------ TEXT BLOCK

The file-organization techniques described in Section 11.7 — the heap, sequential, hashing and clustering organizations — can also be used for storing objects in an object-oriented database. However, some extra features are needed to support object- oriented database features, such as set-valued fields and persistent pointers.

Mapping of Objects to Files

The mapping of objects to files is in many ways like the mapping of tuples to files in a relational system. At the lowest level of data representation, both tuples and the data parts of objects are simply sequences of bytes. We can therefore store object data in the file structures described in this chapter, with some modifications which we note next.

Objects in object-oriented databases may lack the uniformity of tuples in relational databases. For example, fields of records may be sets; in relational databases, in contrast, data are typically required to be (at least) in first normal form. Furthermore, objects may be extremely large. Such objects have to be managed differently from records in a relational system.

We can implement set-valued fields that have a small number of elements using data structures such as linked lists. Set-valued fields that have a larger number of elements can be implemented as relations in the database. Set-valued fields of objects can also be eliminated at the storage level by normalization: A relation is created containing one tuple for each value of a set-valued field of an object. Each tuple also contains the object identifier of the object. However, this relation is not made visible to the upper levels of the database system. The storage system gives the upper levels of the database system the view of a set-valued field, even though the set-valued field has actually been normalized by creating a new relation.

Some applications include extremely large objects that are not easily decomposed into smaller components. Such large objects may each be stored in a separate file. We discuss this idea further in Section 11.9.6.

Implementation of Object Identifiers

Since objects are identified by object identifiers (OIDs), an object-storage system needs a mechanism to locate an object, given an OID. If the OIDs are logical OIDs — that is, they do not specify the location of the object — then the storage system must maintain an index that maps OIDs to the actual location of the object. If the OIDs are physical OIDs — that is, they encode the location of the object — then the object can be found directly. Physical OIDs typically have the following three parts:

1. A volume or file identifier

2. A block identifier within the volume or file

3. An offset within the block

A volume is a logical unit of storage that usually corresponds to a disk.

------------
------ STORED ROWS

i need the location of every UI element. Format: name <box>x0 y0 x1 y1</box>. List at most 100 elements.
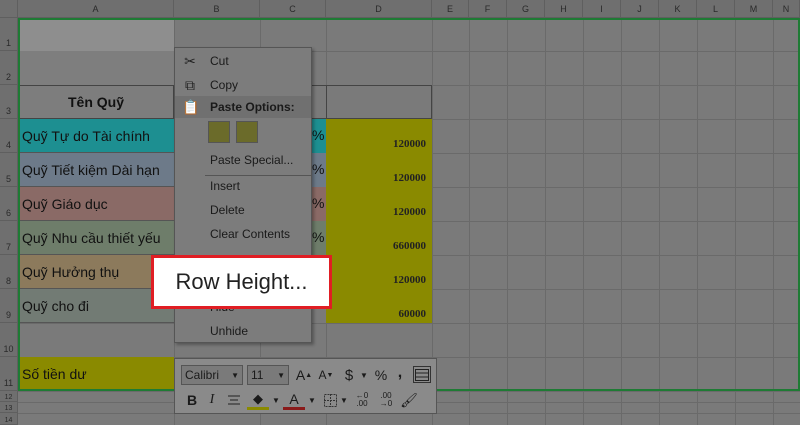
row-header-9[interactable]: 9 <box>0 289 18 323</box>
menu-section-paste-options: 📋 Paste Options: <box>175 96 311 118</box>
table-header-cell[interactable]: Tên Quỹ <box>18 85 174 119</box>
decrease-font-icon[interactable]: A ▼ <box>315 365 337 385</box>
fill-color-icon[interactable]: ◆ <box>247 390 269 410</box>
col-header-k[interactable]: K <box>659 0 697 18</box>
row-header-12[interactable]: 12 <box>0 391 18 402</box>
row-header-3[interactable]: 3 <box>0 85 18 119</box>
italic-button[interactable]: I <box>203 390 221 410</box>
col-header-f[interactable]: F <box>469 0 507 18</box>
font-name-select[interactable]: Calibri ▼ <box>181 365 243 385</box>
copy-icon: ⧉ <box>185 77 195 93</box>
percent-value: % <box>312 229 325 245</box>
cell-a2[interactable] <box>18 51 174 85</box>
menu-item-unhide[interactable]: Unhide <box>175 320 311 342</box>
amount-cell[interactable]: 120000 <box>326 172 432 184</box>
col-header-a[interactable]: A <box>18 0 174 18</box>
menu-label: Cut <box>210 54 229 68</box>
scissors-icon: ✂ <box>184 53 196 69</box>
font-size-value: 11 <box>251 368 264 382</box>
chevron-down-icon: ▼ <box>277 370 285 380</box>
amount-cell[interactable]: 120000 <box>326 138 432 150</box>
row-header-14[interactable]: 14 <box>0 413 18 425</box>
menu-item-row-height[interactable]: Row Height... <box>151 255 332 309</box>
menu-item-paste-special[interactable]: Paste Special... <box>175 149 311 171</box>
balance-label-cell[interactable]: Số tiền dư <box>18 357 174 391</box>
col-header-h[interactable]: H <box>545 0 583 18</box>
paste-formatting-icon[interactable] <box>208 121 230 143</box>
menu-item-delete[interactable]: Delete <box>175 199 311 221</box>
menu-label: Paste Special... <box>210 153 294 167</box>
chevron-down-icon[interactable]: ▼ <box>271 390 281 410</box>
clipboard-icon: 📋 <box>182 99 200 115</box>
align-center-icon[interactable] <box>225 390 243 410</box>
fund-name-cell[interactable]: Quỹ Tự do Tài chính <box>18 119 174 153</box>
bold-button[interactable]: B <box>183 390 201 410</box>
chevron-down-icon[interactable]: ▼ <box>307 390 317 410</box>
gridline <box>18 323 800 324</box>
row-header-4[interactable]: 4 <box>0 119 18 153</box>
row-header-13[interactable]: 13 <box>0 402 18 413</box>
amount-cell[interactable]: 120000 <box>326 274 432 286</box>
align-lines-icon <box>228 395 240 405</box>
menu-item-clear-contents[interactable]: Clear Contents <box>175 223 311 245</box>
increase-font-icon[interactable]: A ▲ <box>293 365 315 385</box>
col-header-j[interactable]: J <box>621 0 659 18</box>
row-header-10[interactable]: 10 <box>0 323 18 357</box>
row-header-2[interactable]: 2 <box>0 51 18 85</box>
percent-button[interactable]: % <box>371 365 391 385</box>
row-header-7[interactable]: 7 <box>0 221 18 255</box>
col-header-n[interactable]: N <box>773 0 800 18</box>
borders-icon[interactable] <box>321 390 339 410</box>
menu-label: Copy <box>210 78 239 92</box>
format-table-icon[interactable] <box>413 366 431 383</box>
font-color-icon[interactable]: A <box>283 390 305 410</box>
percent-value: % <box>312 195 325 211</box>
row-header-8[interactable]: 8 <box>0 255 18 289</box>
col-header-g[interactable]: G <box>507 0 545 18</box>
amount-cell[interactable]: 120000 <box>326 206 432 218</box>
border-grid-icon <box>323 393 337 407</box>
cell-a1[interactable] <box>18 18 174 51</box>
menu-item-cut[interactable]: ✂ Cut <box>175 50 311 72</box>
menu-section-label: Paste Options: <box>210 100 295 114</box>
col-header-l[interactable]: L <box>697 0 735 18</box>
format-painter-icon[interactable]: 🖌 <box>399 390 419 410</box>
col-header-m[interactable]: M <box>735 0 773 18</box>
row-header-5[interactable]: 5 <box>0 153 18 187</box>
chevron-down-icon[interactable]: ▼ <box>339 390 349 410</box>
col-header-b[interactable]: B <box>174 0 260 18</box>
comma-style-button[interactable]: , <box>393 363 407 383</box>
col-header-i[interactable]: I <box>583 0 621 18</box>
menu-label: Clear Contents <box>210 227 291 241</box>
row-header-6[interactable]: 6 <box>0 187 18 221</box>
menu-label: Insert <box>210 179 241 193</box>
chevron-down-icon[interactable]: ▼ <box>359 365 369 385</box>
font-name-value: Calibri <box>185 368 220 382</box>
col-header-d[interactable]: D <box>326 0 432 18</box>
select-all-corner[interactable] <box>0 0 18 18</box>
currency-button[interactable]: $ <box>339 365 359 385</box>
decrease-decimal-icon[interactable]: .00 →0 <box>375 390 397 410</box>
paste-icon[interactable] <box>236 121 258 143</box>
amount-cell[interactable]: 60000 <box>326 308 432 320</box>
row-header-11[interactable]: 11 <box>0 357 18 391</box>
percent-value: % <box>312 127 325 143</box>
col-header-c[interactable]: C <box>260 0 326 18</box>
fund-name-cell[interactable]: Quỹ Nhu cầu thiết yếu <box>18 221 174 255</box>
table-grid-icon <box>415 368 429 381</box>
row-header-1[interactable]: 1 <box>0 18 18 51</box>
menu-label: Unhide <box>210 324 249 338</box>
increase-decimal-icon[interactable]: ←0.00 <box>351 390 373 410</box>
cell-d3[interactable] <box>326 85 432 119</box>
col-header-e[interactable]: E <box>432 0 469 18</box>
mini-toolbar: Calibri ▼ 11 ▼ A ▲ A ▼ $ ▼ % , B I ◆ ▼ A ▼… <box>174 358 437 414</box>
font-size-select[interactable]: 11 ▼ <box>247 365 289 385</box>
fund-name-cell[interactable]: Quỹ Tiết kiệm Dài hạn <box>18 153 174 187</box>
fund-name-cell[interactable]: Quỹ Giáo dục <box>18 187 174 221</box>
chevron-down-icon: ▼ <box>231 370 239 380</box>
percent-value: % <box>312 161 325 177</box>
menu-label: Delete <box>210 203 245 217</box>
menu-item-copy[interactable]: ⧉ Copy <box>175 74 311 96</box>
menu-item-insert[interactable]: Insert <box>175 175 311 197</box>
amount-cell[interactable]: 660000 <box>326 240 432 252</box>
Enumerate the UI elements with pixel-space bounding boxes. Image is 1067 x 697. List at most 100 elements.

------------

(STATED GOAL 1): Translate this sentence from the object storage text into Spanish: "A volume is a logical unit of storage that usually corresponds to a disk."
(STATED GOAL 2): Decide whether each statement agrees with the object storage text, answering yes or no and quoting the deciding words: (a) Logical OIDs specify where the object is located. (b) An extremely large object may be stored in its own separate file. (c) The relation created when set-valued fields are normalized is made visible to the upper levels of the database system.

(EXERCISE RESPONSE 1): Un volumen es una unidad lógica de almacenamiento que normalmente corresponde a un disco.

(EXERCISE RESPONSE 2):
(a) No: "If the OIDs are logical OIDs — that is, they do not specify the location of the object"
(b) Yes: "Such large objects may each be stored in a separate file."
(c) No: "However, this relation is not made visible to the upper levels of the database system."